***** DATASET RECORDS *****
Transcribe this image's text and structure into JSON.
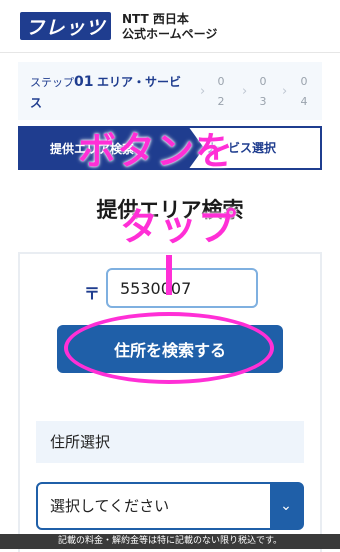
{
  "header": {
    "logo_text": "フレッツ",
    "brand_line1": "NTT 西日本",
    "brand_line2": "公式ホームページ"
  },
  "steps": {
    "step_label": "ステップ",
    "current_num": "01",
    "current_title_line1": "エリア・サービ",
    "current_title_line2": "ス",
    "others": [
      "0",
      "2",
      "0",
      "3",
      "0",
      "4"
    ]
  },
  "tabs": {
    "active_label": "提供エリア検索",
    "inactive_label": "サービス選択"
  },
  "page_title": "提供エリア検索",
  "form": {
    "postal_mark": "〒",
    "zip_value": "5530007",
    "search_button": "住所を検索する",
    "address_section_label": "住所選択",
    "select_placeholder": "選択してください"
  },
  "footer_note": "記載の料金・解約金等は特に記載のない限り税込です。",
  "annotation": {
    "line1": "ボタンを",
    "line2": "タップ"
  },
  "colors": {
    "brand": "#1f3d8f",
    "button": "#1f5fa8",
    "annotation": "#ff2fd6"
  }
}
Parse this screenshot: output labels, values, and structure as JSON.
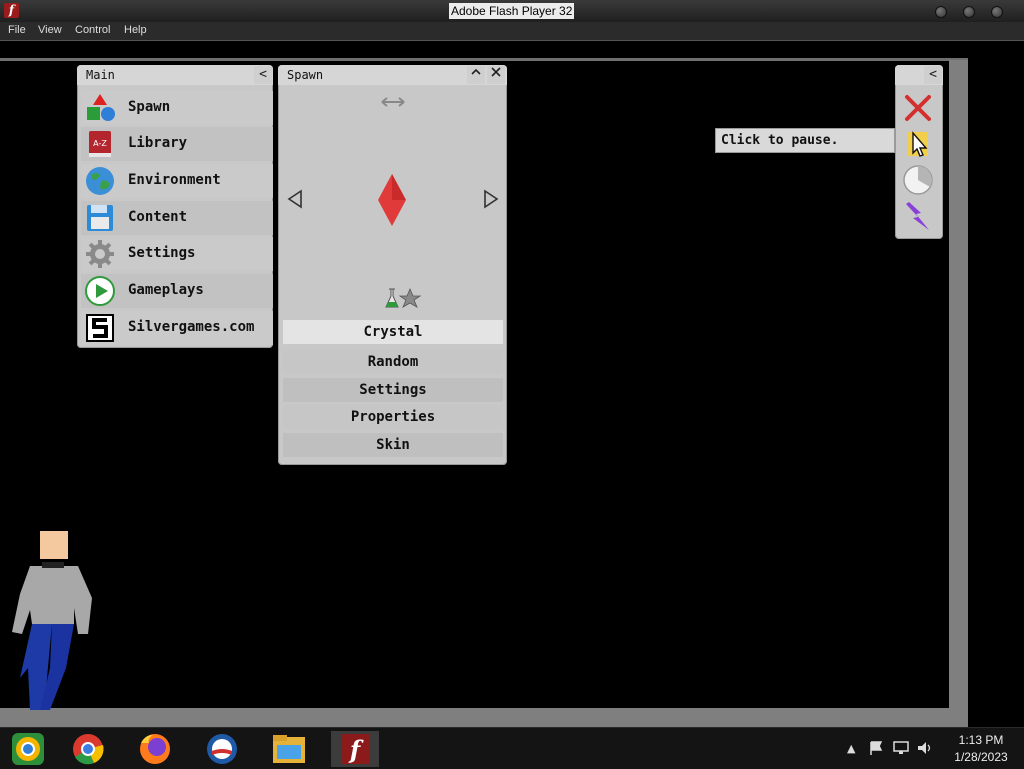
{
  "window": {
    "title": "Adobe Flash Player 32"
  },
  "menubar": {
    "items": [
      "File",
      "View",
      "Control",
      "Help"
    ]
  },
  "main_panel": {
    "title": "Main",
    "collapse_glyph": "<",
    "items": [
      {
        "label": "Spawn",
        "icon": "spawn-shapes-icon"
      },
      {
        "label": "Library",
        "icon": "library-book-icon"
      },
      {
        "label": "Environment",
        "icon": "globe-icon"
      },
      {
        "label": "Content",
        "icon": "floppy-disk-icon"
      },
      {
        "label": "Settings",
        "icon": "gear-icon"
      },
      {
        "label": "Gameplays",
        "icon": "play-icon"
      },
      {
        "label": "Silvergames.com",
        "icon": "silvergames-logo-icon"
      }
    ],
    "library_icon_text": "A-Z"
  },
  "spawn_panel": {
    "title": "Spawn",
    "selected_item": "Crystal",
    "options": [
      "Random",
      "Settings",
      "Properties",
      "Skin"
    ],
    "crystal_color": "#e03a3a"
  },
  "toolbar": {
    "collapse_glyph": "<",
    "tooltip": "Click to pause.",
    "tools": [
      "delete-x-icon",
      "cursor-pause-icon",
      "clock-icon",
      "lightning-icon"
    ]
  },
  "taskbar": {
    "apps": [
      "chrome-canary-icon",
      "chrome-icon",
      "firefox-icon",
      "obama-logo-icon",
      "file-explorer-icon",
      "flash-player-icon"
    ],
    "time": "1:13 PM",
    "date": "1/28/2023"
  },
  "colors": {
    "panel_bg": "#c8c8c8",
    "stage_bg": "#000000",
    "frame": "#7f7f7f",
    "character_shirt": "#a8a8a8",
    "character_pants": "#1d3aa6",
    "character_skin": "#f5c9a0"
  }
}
*****
» **STATED PROBLEM**: Omit the pictures and give the material again, exactly and in full.

» **FINAL RESULT**:
Transcribe this image's text and structure into JSON.
{
  "header": {
    "logo_text": "フレッツ",
    "brand_line1": "NTT 西日本",
    "brand_line2": "公式ホームページ"
  },
  "steps": {
    "step_label": "ステップ",
    "current_num": "01",
    "current_title_line1": "エリア・サービ",
    "current_title_line2": "ス",
    "others": [
      "0",
      "2",
      "0",
      "3",
      "0",
      "4"
    ]
  },
  "tabs": {
    "active_label": "提供エリア検索",
    "inactive_label": "サービス選択"
  },
  "page_title": "提供エリア検索",
  "form": {
    "postal_mark": "〒",
    "zip_value": "5530007",
    "search_button": "住所を検索する",
    "address_section_label": "住所選択",
    "select_placeholder": "選択してください"
  },
  "footer_note": "記載の料金・解約金等は特に記載のない限り税込です。",
  "annotation": {
    "line1": "ボタンを",
    "line2": "タップ"
  },
  "colors": {
    "brand": "#1f3d8f",
    "button": "#1f5fa8",
    "annotation": "#ff2fd6"
  }
}
Parse this screenshot: output labels, values, and structure as JSON.
{
  "window": {
    "title": "Adobe Flash Player 32"
  },
  "menubar": {
    "items": [
      "File",
      "View",
      "Control",
      "Help"
    ]
  },
  "main_panel": {
    "title": "Main",
    "collapse_glyph": "<",
    "items": [
      {
        "label": "Spawn",
        "icon": "spawn-shapes-icon"
      },
      {
        "label": "Library",
        "icon": "library-book-icon"
      },
      {
        "label": "Environment",
        "icon": "globe-icon"
      },
      {
        "label": "Content",
        "icon": "floppy-disk-icon"
      },
      {
        "label": "Settings",
        "icon": "gear-icon"
      },
      {
        "label": "Gameplays",
        "icon": "play-icon"
      },
      {
        "label": "Silvergames.com",
        "icon": "silvergames-logo-icon"
      }
    ],
    "library_icon_text": "A-Z"
  },
  "spawn_panel": {
    "title": "Spawn",
    "selected_item": "Crystal",
    "options": [
      "Random",
      "Settings",
      "Properties",
      "Skin"
    ],
    "crystal_color": "#e03a3a"
  },
  "toolbar": {
    "collapse_glyph": "<",
    "tooltip": "Click to pause.",
    "tools": [
      "delete-x-icon",
      "cursor-pause-icon",
      "clock-icon",
      "lightning-icon"
    ]
  },
  "taskbar": {
    "apps": [
      "chrome-canary-icon",
      "chrome-icon",
      "firefox-icon",
      "obama-logo-icon",
      "file-explorer-icon",
      "flash-player-icon"
    ],
    "time": "1:13 PM",
    "date": "1/28/2023"
  },
  "colors": {
    "panel_bg": "#c8c8c8",
    "stage_bg": "#000000",
    "frame": "#7f7f7f",
    "character_shirt": "#a8a8a8",
    "character_pants": "#1d3aa6",
    "character_skin": "#f5c9a0"
  }
}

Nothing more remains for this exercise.